# [PROBLEM STATEMENT]
Give exactly the lines from the one with "Extract the structured" through the final line of the listing below, both included, leaving out any pictures.
— start of TASK MATERIAL —
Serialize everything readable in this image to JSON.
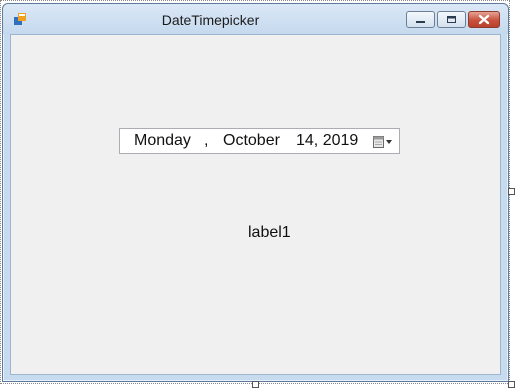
{
  "window": {
    "title": "DateTimepicker",
    "app_icon": "form-icon",
    "caption_buttons": [
      "minimize-icon",
      "maximize-icon",
      "close-icon"
    ]
  },
  "date_picker": {
    "day_of_week": "Monday",
    "separator": ",",
    "month": "October",
    "day_year": "14, 2019",
    "dropdown_icon": "calendar-dropdown-icon"
  },
  "label1": {
    "text": "label1"
  },
  "colors": {
    "titlebar": "#c7dbef",
    "client": "#f0f0f0",
    "close_button": "#c8523d"
  }
}
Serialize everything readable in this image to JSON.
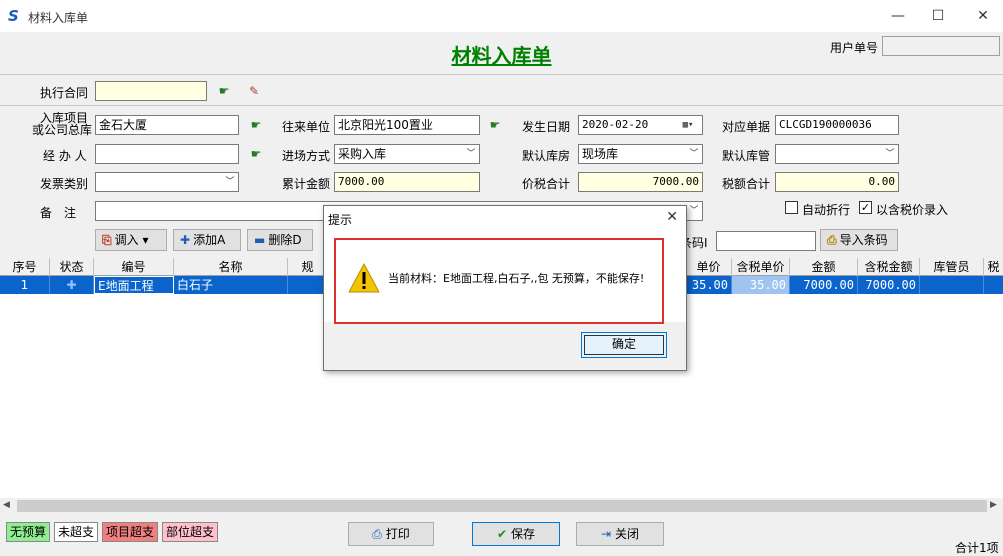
{
  "window": {
    "title": "材料入库单",
    "minimize": "—",
    "maximize": "☐",
    "close": "✕"
  },
  "header": {
    "form_title": "材料入库单",
    "user_label": "用户单号",
    "user_value": ""
  },
  "contract": {
    "label": "执行合同",
    "value": ""
  },
  "fields": {
    "project_label_1": "入库项目",
    "project_label_2": "或公司总库",
    "project_value": "金石大厦",
    "partner_label": "往来单位",
    "partner_value": "北京阳光100置业",
    "date_label": "发生日期",
    "date_value": "2020-02-20",
    "ref_label": "对应单据",
    "ref_value": "CLCGD190000036",
    "handler_label": "经 办 人",
    "handler_value": "",
    "entry_label": "进场方式",
    "entry_value": "采购入库",
    "warehouse_label": "默认库房",
    "warehouse_value": "现场库",
    "keeper_label": "默认库管",
    "keeper_value": "",
    "invoice_label": "发票类别",
    "invoice_value": "",
    "total_label": "累计金额",
    "total_value": "7000.00",
    "tax_total_label": "价税合计",
    "tax_total_value": "7000.00",
    "tax_label": "税额合计",
    "tax_value": "0.00",
    "note_label": "备　注",
    "note_value": "",
    "auto_discount_label": "自动折行",
    "auto_discount_checked": false,
    "tax_price_label": "以含税价录入",
    "tax_price_checked": true
  },
  "toolbar": {
    "import_label": "调入",
    "add_label": "添加A",
    "delete_label": "删除D",
    "barcode_label": "条码I",
    "barcode_value": "",
    "import_barcode_label": "导入条码"
  },
  "grid": {
    "headers": {
      "seq": "序号",
      "status": "状态",
      "code": "编号",
      "name": "名称",
      "spec": "规",
      "price": "单价",
      "tax_price": "含税单价",
      "amount": "金额",
      "tax_amount": "含税金额",
      "keeper": "库管员",
      "extra": "税"
    },
    "rows": [
      {
        "seq": "1",
        "status": "✚",
        "code": "E地面工程",
        "name": "白石子",
        "price": "35.00",
        "tax_price": "35.00",
        "amount": "7000.00",
        "tax_amount": "7000.00"
      }
    ]
  },
  "legend": {
    "no_budget": "无预算",
    "not_over": "未超支",
    "project_over": "项目超支",
    "dept_over": "部位超支"
  },
  "bottom": {
    "print_label": "打印",
    "save_label": "保存",
    "close_label": "关闭",
    "count_label": "合计1项"
  },
  "dialog": {
    "title": "提示",
    "message": "当前材料：E地面工程,白石子,,包 无预算，不能保存!",
    "ok_label": "确定",
    "close_glyph": "✕"
  },
  "colors": {
    "accent_green": "#008000",
    "selection": "#0a64cc",
    "alert_red": "#e03030",
    "warning_yellow": "#f5c400"
  }
}
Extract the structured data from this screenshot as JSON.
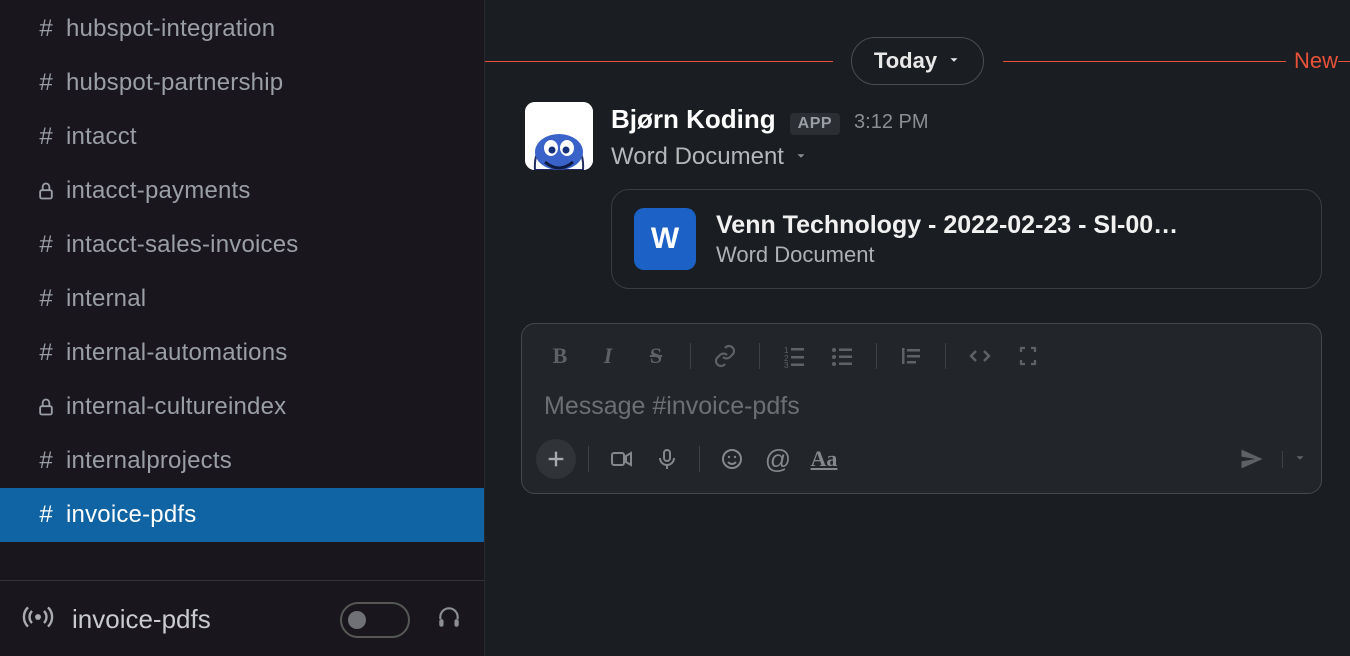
{
  "sidebar": {
    "channels": [
      {
        "icon": "hash",
        "name": "hubspot-integration",
        "active": false
      },
      {
        "icon": "hash",
        "name": "hubspot-partnership",
        "active": false
      },
      {
        "icon": "hash",
        "name": "intacct",
        "active": false
      },
      {
        "icon": "lock",
        "name": "intacct-payments",
        "active": false
      },
      {
        "icon": "hash",
        "name": "intacct-sales-invoices",
        "active": false
      },
      {
        "icon": "hash",
        "name": "internal",
        "active": false
      },
      {
        "icon": "hash",
        "name": "internal-automations",
        "active": false
      },
      {
        "icon": "lock",
        "name": "internal-cultureindex",
        "active": false
      },
      {
        "icon": "hash",
        "name": "internalprojects",
        "active": false
      },
      {
        "icon": "hash",
        "name": "invoice-pdfs",
        "active": true
      }
    ],
    "huddle": {
      "label": "invoice-pdfs"
    }
  },
  "divider": {
    "date_label": "Today",
    "new_label": "New"
  },
  "message": {
    "author": "Bjørn Koding",
    "badge": "APP",
    "time": "3:12 PM",
    "attachment_type": "Word Document",
    "file": {
      "icon_letter": "W",
      "name": "Venn Technology - 2022-02-23 - SI-00…",
      "type": "Word Document"
    }
  },
  "composer": {
    "placeholder": "Message #invoice-pdfs",
    "format_buttons": {
      "bold": "B",
      "italic": "I",
      "strike": "S"
    },
    "aa": "Aa",
    "at": "@"
  }
}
— end of TASK MATERIAL —
# [WRITTEN ANSWER]
Extract the structured data from this screenshot as JSON.
{
  "sidebar": {
    "channels": [
      {
        "icon": "hash",
        "name": "hubspot-integration",
        "active": false
      },
      {
        "icon": "hash",
        "name": "hubspot-partnership",
        "active": false
      },
      {
        "icon": "hash",
        "name": "intacct",
        "active": false
      },
      {
        "icon": "lock",
        "name": "intacct-payments",
        "active": false
      },
      {
        "icon": "hash",
        "name": "intacct-sales-invoices",
        "active": false
      },
      {
        "icon": "hash",
        "name": "internal",
        "active": false
      },
      {
        "icon": "hash",
        "name": "internal-automations",
        "active": false
      },
      {
        "icon": "lock",
        "name": "internal-cultureindex",
        "active": false
      },
      {
        "icon": "hash",
        "name": "internalprojects",
        "active": false
      },
      {
        "icon": "hash",
        "name": "invoice-pdfs",
        "active": true
      }
    ],
    "huddle": {
      "label": "invoice-pdfs"
    }
  },
  "divider": {
    "date_label": "Today",
    "new_label": "New"
  },
  "message": {
    "author": "Bjørn Koding",
    "badge": "APP",
    "time": "3:12 PM",
    "attachment_type": "Word Document",
    "file": {
      "icon_letter": "W",
      "name": "Venn Technology - 2022-02-23 - SI-00…",
      "type": "Word Document"
    }
  },
  "composer": {
    "placeholder": "Message #invoice-pdfs",
    "format_buttons": {
      "bold": "B",
      "italic": "I",
      "strike": "S"
    },
    "aa": "Aa",
    "at": "@"
  }
}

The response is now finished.